#### WORK TO DO:
Using the listing below, copy every line that mentions "career".

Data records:
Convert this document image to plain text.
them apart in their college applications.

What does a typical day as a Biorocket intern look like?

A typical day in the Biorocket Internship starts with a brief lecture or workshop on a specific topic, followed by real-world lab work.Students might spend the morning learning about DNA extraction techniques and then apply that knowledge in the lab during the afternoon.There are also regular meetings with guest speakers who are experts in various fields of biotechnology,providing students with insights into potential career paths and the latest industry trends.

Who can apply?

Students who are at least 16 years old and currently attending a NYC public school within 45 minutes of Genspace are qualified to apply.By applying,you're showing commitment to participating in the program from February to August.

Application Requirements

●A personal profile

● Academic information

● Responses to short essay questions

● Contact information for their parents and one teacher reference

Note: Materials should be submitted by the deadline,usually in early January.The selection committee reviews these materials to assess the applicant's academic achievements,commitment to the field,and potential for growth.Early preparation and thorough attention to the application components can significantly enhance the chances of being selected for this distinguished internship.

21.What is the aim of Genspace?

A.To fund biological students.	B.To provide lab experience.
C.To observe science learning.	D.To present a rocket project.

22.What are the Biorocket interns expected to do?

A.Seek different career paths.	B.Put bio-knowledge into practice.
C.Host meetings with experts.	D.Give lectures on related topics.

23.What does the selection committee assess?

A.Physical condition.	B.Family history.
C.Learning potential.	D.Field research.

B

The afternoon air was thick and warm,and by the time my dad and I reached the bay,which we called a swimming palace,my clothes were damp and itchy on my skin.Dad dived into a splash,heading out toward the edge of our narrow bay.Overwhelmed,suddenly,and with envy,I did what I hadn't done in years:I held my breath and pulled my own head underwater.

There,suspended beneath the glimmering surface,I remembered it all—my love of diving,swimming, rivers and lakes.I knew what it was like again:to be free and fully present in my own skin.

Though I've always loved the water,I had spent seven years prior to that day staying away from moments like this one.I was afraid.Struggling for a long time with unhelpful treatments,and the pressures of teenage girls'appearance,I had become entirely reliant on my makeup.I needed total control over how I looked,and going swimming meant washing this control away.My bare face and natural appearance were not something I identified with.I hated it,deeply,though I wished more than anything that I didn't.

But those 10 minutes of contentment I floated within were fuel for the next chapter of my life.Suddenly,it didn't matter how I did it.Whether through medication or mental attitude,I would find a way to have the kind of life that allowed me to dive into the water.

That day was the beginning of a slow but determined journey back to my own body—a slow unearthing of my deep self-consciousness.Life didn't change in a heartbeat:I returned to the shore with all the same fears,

#### TASK ANSWER:
A typical day in the Biorocket Internship starts with a brief lecture or workshop on a specific topic, followed by real-world lab work.Students might spend the morning learning about DNA extraction techniques and then apply that knowledge in the lab during the afternoon.There are also regular meetings with guest speakers who are experts in various fields of biotechnology,providing students with insights into potential career paths and the latest industry trends.
A.Seek different career paths.	B.Put bio-knowledge into practice.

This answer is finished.